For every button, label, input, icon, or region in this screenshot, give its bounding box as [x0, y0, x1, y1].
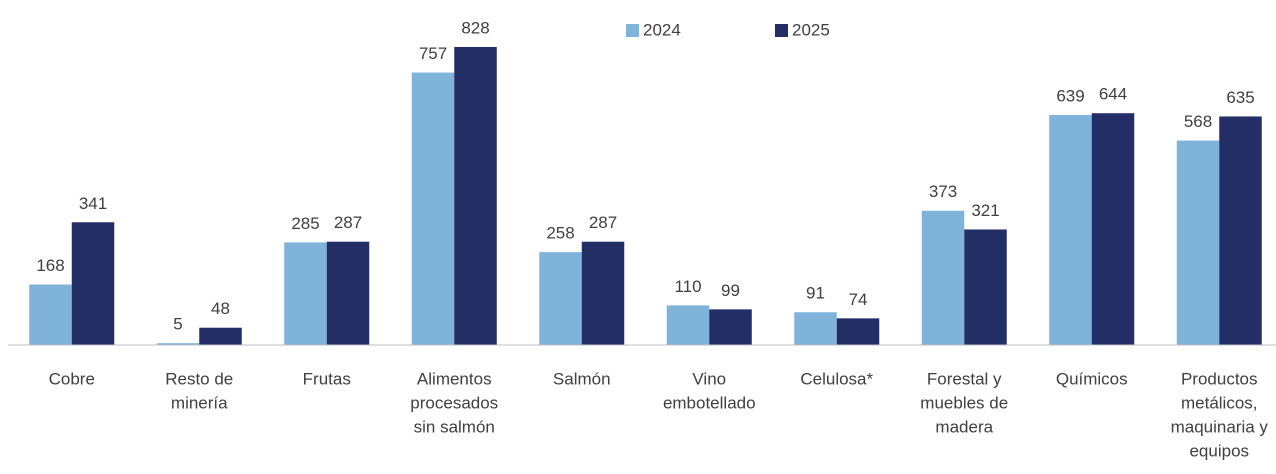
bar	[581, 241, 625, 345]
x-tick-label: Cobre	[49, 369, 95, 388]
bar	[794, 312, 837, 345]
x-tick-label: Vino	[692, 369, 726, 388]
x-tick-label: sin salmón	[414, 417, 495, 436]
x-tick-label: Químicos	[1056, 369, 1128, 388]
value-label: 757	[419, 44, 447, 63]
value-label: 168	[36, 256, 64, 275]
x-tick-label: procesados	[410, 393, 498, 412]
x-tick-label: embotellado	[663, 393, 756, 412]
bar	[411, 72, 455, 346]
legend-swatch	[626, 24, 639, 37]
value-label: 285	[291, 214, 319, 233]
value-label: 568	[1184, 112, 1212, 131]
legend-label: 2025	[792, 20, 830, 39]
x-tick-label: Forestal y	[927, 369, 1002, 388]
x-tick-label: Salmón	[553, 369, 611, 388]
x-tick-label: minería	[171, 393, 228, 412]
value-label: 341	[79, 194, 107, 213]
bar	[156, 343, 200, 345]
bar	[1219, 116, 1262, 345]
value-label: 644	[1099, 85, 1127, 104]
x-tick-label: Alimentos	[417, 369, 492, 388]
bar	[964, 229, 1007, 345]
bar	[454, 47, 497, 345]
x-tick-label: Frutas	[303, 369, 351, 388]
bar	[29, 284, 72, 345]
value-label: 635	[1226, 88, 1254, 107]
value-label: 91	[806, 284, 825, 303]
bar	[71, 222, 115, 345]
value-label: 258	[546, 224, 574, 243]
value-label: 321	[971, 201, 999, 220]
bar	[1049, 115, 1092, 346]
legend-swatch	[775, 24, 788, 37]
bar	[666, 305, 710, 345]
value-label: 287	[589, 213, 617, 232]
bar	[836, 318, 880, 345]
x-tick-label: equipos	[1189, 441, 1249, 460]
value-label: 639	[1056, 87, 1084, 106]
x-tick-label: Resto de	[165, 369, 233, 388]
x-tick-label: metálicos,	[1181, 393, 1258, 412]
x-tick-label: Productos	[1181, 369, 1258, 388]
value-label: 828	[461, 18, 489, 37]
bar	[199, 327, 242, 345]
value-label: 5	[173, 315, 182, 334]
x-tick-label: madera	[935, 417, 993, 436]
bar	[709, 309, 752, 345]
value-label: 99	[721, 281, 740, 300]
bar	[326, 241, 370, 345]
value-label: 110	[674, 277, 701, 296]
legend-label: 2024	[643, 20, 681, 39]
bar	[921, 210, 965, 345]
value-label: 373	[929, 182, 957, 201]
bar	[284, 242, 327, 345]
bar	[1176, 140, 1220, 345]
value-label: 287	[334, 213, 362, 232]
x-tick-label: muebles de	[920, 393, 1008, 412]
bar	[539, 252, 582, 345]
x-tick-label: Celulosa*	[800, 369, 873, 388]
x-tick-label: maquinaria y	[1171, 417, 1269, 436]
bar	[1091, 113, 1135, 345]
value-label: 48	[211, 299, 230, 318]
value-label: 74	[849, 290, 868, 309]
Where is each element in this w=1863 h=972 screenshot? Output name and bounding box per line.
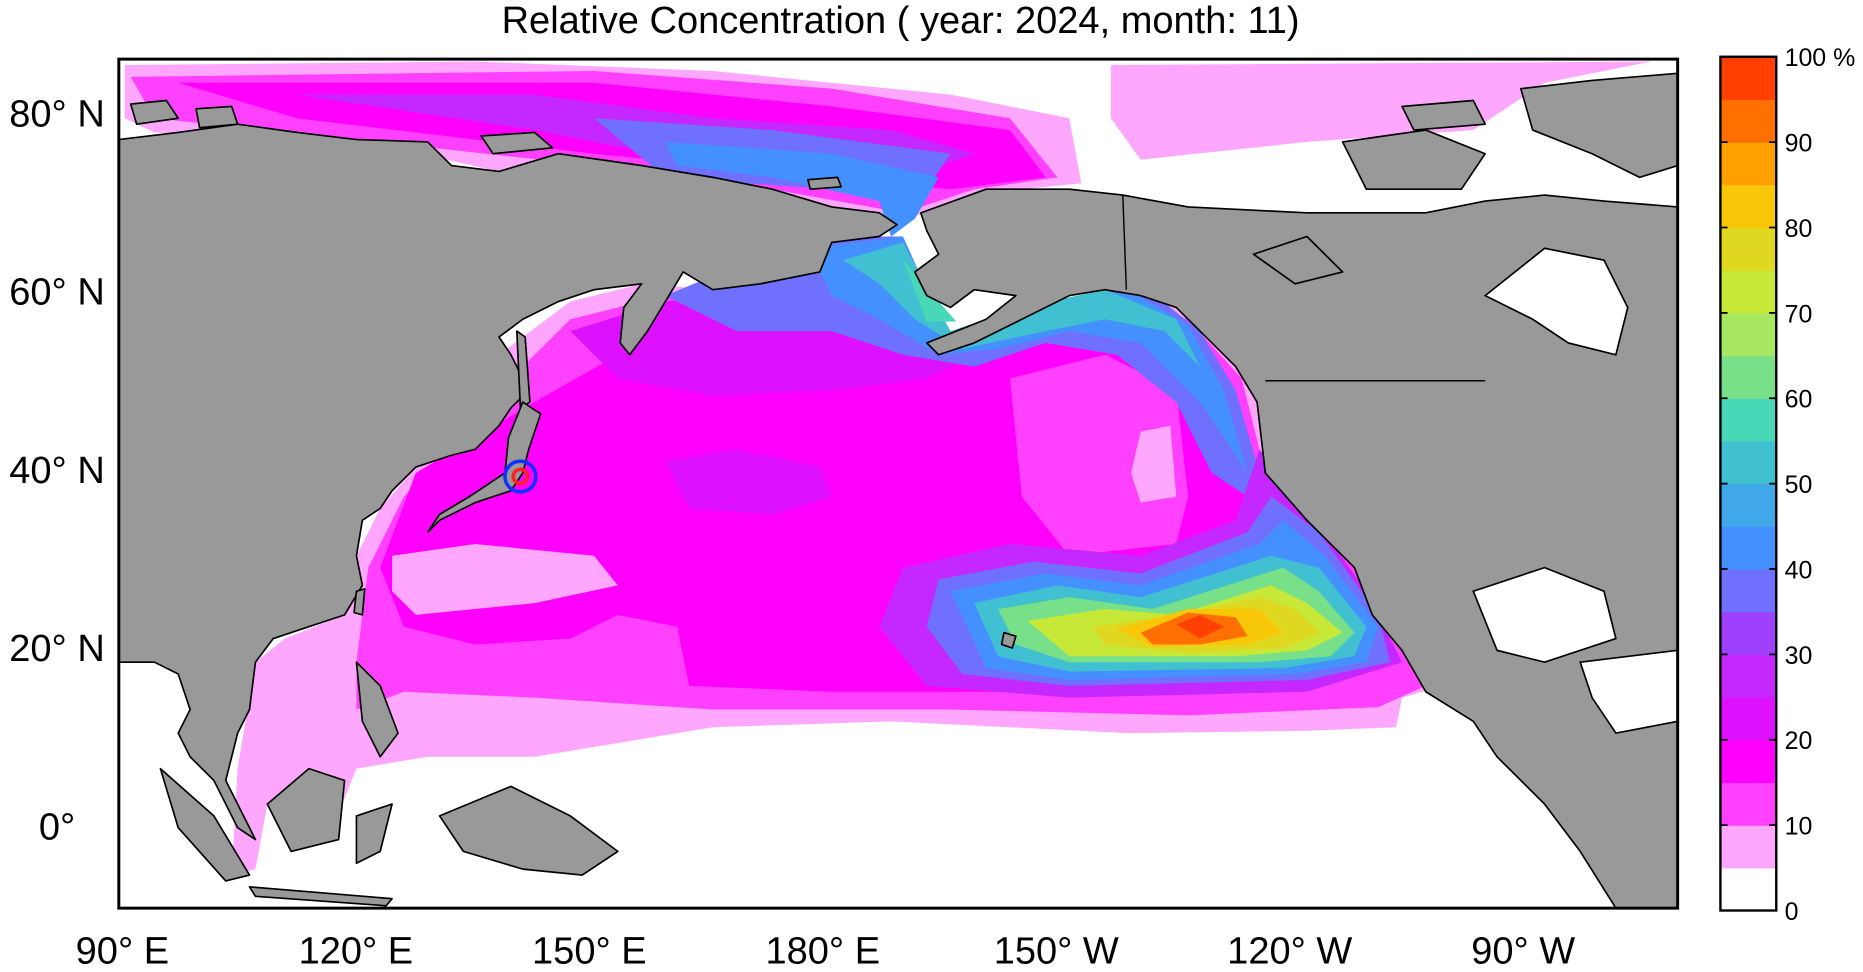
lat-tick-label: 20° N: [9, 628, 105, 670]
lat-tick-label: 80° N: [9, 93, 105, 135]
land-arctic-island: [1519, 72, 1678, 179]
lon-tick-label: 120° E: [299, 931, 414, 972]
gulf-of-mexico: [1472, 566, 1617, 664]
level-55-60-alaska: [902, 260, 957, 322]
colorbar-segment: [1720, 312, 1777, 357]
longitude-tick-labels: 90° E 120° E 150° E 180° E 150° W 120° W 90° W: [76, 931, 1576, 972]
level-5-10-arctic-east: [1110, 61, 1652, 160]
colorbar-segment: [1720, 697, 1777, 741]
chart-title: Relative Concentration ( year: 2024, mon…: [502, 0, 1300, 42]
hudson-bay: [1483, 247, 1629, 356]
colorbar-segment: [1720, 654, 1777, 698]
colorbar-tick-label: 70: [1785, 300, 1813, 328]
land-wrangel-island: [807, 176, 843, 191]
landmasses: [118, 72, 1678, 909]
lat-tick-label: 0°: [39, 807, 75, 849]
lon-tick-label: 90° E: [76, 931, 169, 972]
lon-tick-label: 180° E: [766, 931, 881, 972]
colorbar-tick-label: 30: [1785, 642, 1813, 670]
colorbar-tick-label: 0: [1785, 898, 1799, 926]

--------------------------------------------------

Rewrite the lines as a numbered list, starting at the line that contains "241, 625, 345]" and stopping after the line that contains "210, 965, 345]". Omit any blank lines.

1. bar	[581, 241, 625, 345]
2. x-tick-label: Cobre	[49, 369, 95, 388]
3. bar	[794, 312, 837, 345]
4. x-tick-label: Vino	[692, 369, 726, 388]
5. x-tick-label: sin salmón	[414, 417, 495, 436]
6. x-tick-label: Químicos	[1056, 369, 1128, 388]
7. value-label: 757	[419, 44, 447, 63]
8. value-label: 168	[36, 256, 64, 275]
9. x-tick-label: procesados	[410, 393, 498, 412]
10. x-tick-label: embotellado	[663, 393, 756, 412]
11. bar	[411, 72, 455, 346]
12. legend-swatch	[626, 24, 639, 37]
13. value-label: 285	[291, 214, 319, 233]
14. value-label: 568	[1184, 112, 1212, 131]
15. legend-label: 2025	[792, 20, 830, 39]
16. x-tick-label: Forestal y	[927, 369, 1002, 388]
17. x-tick-label: Salmón	[553, 369, 611, 388]
18. x-tick-label: minería	[171, 393, 228, 412]
19. value-label: 341	[79, 194, 107, 213]
20. bar	[156, 343, 200, 345]
21. bar	[1219, 116, 1262, 345]
22. value-label: 644	[1099, 85, 1127, 104]
23. x-tick-label: Alimentos	[417, 369, 492, 388]
24. bar	[964, 229, 1007, 345]
25. bar	[454, 47, 497, 345]
26. x-tick-label: Frutas	[303, 369, 351, 388]
27. bar	[29, 284, 72, 345]
28. value-label: 635	[1226, 88, 1254, 107]
29. value-label: 91	[806, 284, 825, 303]
30. bar	[71, 222, 115, 345]
31. value-label: 258	[546, 224, 574, 243]
32. value-label: 321	[971, 201, 999, 220]
33. bar	[1049, 115, 1092, 346]
34. legend-swatch	[775, 24, 788, 37]
35. bar	[666, 305, 710, 345]
36. value-label: 287	[589, 213, 617, 232]
37. bar	[836, 318, 880, 345]
38. x-tick-label: equipos	[1189, 441, 1249, 460]
39. value-label: 639	[1056, 87, 1084, 106]
40. x-tick-label: Resto de	[165, 369, 233, 388]
41. x-tick-label: metálicos,	[1181, 393, 1258, 412]
42. x-tick-label: Productos	[1181, 369, 1258, 388]
43. value-label: 828	[461, 18, 489, 37]
44. bar	[199, 327, 242, 345]
45. value-label: 5	[173, 315, 182, 334]
46. x-tick-label: madera	[935, 417, 993, 436]
47. bar	[709, 309, 752, 345]
48. value-label: 99	[721, 281, 740, 300]
49. bar	[326, 241, 370, 345]
50. value-label: 110	[674, 277, 701, 296]
51. legend-label: 2024	[643, 20, 681, 39]
52. bar	[921, 210, 965, 345]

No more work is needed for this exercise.